Direction ->
Set down the material below in full, matching it exactly.

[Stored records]

★ ★ ★

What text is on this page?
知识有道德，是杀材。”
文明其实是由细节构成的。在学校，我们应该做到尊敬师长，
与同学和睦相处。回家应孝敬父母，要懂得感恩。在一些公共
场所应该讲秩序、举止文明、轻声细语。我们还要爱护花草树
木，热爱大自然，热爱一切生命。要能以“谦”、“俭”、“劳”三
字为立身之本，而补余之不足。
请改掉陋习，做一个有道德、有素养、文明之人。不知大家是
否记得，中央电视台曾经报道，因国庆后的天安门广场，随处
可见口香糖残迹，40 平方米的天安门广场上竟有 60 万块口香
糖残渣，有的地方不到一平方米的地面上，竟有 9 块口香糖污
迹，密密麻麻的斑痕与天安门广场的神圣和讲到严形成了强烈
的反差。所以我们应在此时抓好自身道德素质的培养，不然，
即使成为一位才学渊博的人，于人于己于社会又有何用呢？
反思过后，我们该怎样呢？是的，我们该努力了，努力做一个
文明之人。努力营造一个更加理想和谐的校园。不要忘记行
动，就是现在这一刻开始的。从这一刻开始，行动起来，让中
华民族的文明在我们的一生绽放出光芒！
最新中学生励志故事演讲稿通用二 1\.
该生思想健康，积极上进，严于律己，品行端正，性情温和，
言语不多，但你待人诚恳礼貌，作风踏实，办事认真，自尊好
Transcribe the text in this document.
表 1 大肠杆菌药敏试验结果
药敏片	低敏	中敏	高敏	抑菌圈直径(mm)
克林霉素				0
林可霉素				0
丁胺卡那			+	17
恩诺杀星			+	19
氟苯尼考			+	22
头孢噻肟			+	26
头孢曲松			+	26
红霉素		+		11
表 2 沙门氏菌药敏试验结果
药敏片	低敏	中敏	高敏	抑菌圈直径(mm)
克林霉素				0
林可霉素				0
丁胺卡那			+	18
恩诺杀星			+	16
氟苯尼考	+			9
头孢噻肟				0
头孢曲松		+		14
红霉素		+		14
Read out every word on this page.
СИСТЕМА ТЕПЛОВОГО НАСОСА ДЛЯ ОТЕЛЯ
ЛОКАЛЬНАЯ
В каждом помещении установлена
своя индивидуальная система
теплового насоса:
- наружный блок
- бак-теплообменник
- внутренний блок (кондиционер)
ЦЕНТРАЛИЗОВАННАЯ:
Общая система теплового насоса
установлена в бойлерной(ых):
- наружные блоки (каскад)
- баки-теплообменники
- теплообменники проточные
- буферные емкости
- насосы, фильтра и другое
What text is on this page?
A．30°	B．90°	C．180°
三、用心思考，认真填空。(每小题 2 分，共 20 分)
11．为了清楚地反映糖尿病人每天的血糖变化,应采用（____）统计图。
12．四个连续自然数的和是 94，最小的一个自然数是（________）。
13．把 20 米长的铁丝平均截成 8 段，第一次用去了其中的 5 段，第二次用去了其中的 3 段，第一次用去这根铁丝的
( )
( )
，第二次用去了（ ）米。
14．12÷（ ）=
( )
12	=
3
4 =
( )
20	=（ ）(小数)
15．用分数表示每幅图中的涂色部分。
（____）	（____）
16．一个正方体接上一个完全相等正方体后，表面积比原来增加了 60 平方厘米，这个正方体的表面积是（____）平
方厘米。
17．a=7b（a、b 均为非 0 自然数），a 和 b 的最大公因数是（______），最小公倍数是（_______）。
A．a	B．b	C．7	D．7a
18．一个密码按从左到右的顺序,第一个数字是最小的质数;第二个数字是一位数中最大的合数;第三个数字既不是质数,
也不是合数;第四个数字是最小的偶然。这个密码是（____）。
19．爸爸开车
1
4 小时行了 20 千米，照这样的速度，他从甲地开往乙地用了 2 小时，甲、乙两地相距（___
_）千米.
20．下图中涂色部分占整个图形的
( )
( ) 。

★ ★ ★

Answer to this problem ->
What text is on this page?
知识有道德，是杀材。”
文明其实是由细节构成的。在学校，我们应该做到尊敬师长，
与同学和睦相处。回家应孝敬父母，要懂得感恩。在一些公共
场所应该讲秩序、举止文明、轻声细语。我们还要爱护花草树
木，热爱大自然，热爱一切生命。要能以“谦”、“俭”、“劳”三
字为立身之本，而补余之不足。
请改掉陋习，做一个有道德、有素养、文明之人。不知大家是
否记得，中央电视台曾经报道，因国庆后的天安门广场，随处
可见口香糖残迹，40 平方米的天安门广场上竟有 60 万块口香
糖残渣，有的地方不到一平方米的地面上，竟有 9 块口香糖污
迹，密密麻麻的斑痕与天安门广场的神圣和讲到严形成了强烈
的反差。所以我们应在此时抓好自身道德素质的培养，不然，
即使成为一位才学渊博的人，于人于己于社会又有何用呢？
反思过后，我们该怎样呢？是的，我们该努力了，努力做一个
文明之人。努力营造一个更加理想和谐的校园。不要忘记行
动，就是现在这一刻开始的。从这一刻开始，行动起来，让中
华民族的文明在我们的一生绽放出光芒！
最新中学生励志故事演讲稿通用二 1\.
该生思想健康，积极上进，严于律己，品行端正，性情温和，
言语不多，但你待人诚恳礼貌，作风踏实，办事认真，自尊好
Transcribe the text in this document.
表 1 大肠杆菌药敏试验结果
药敏片	低敏	中敏	高敏	抑菌圈直径(mm)
克林霉素				0
林可霉素				0
丁胺卡那			+	17
恩诺杀星			+	19
氟苯尼考			+	22
头孢噻肟			+	26
头孢曲松			+	26
红霉素		+		11
表 2 沙门氏菌药敏试验结果
药敏片	低敏	中敏	高敏	抑菌圈直径(mm)
克林霉素				0
林可霉素				0
丁胺卡那			+	18
恩诺杀星			+	16
氟苯尼考	+			9
头孢噻肟				0
头孢曲松		+		14
红霉素		+		14
Read out every word on this page.
СИСТЕМА ТЕПЛОВОГО НАСОСА ДЛЯ ОТЕЛЯ
ЛОКАЛЬНАЯ
В каждом помещении установлена
своя индивидуальная система
теплового насоса:
- наружный блок
- бак-теплообменник
- внутренний блок (кондиционер)
ЦЕНТРАЛИЗОВАННАЯ:
Общая система теплового насоса
установлена в бойлерной(ых):
- наружные блоки (каскад)
- баки-теплообменники
- теплообменники проточные
- буферные емкости
- насосы, фильтра и другое
What text is on this page?
A．30°	B．90°	C．180°
三、用心思考，认真填空。(每小题 2 分，共 20 分)
11．为了清楚地反映糖尿病人每天的血糖变化,应采用（____）统计图。
12．四个连续自然数的和是 94，最小的一个自然数是（________）。
13．把 20 米长的铁丝平均截成 8 段，第一次用去了其中的 5 段，第二次用去了其中的 3 段，第一次用去这根铁丝的
( )
( )
，第二次用去了（ ）米。
14．12÷（ ）=
( )
12	=
3
4 =
( )
20	=（ ）(小数)
15．用分数表示每幅图中的涂色部分。
（____）	（____）
16．一个正方体接上一个完全相等正方体后，表面积比原来增加了 60 平方厘米，这个正方体的表面积是（____）平
方厘米。
17．a=7b（a、b 均为非 0 自然数），a 和 b 的最大公因数是（______），最小公倍数是（_______）。
A．a	B．b	C．7	D．7a
18．一个密码按从左到右的顺序,第一个数字是最小的质数;第二个数字是一位数中最大的合数;第三个数字既不是质数,
也不是合数;第四个数字是最小的偶然。这个密码是（____）。
19．爸爸开车
1
4 小时行了 20 千米，照这样的速度，他从甲地开往乙地用了 2 小时，甲、乙两地相距（___
_）千米.
20．下图中涂色部分占整个图形的
( )
( ) 。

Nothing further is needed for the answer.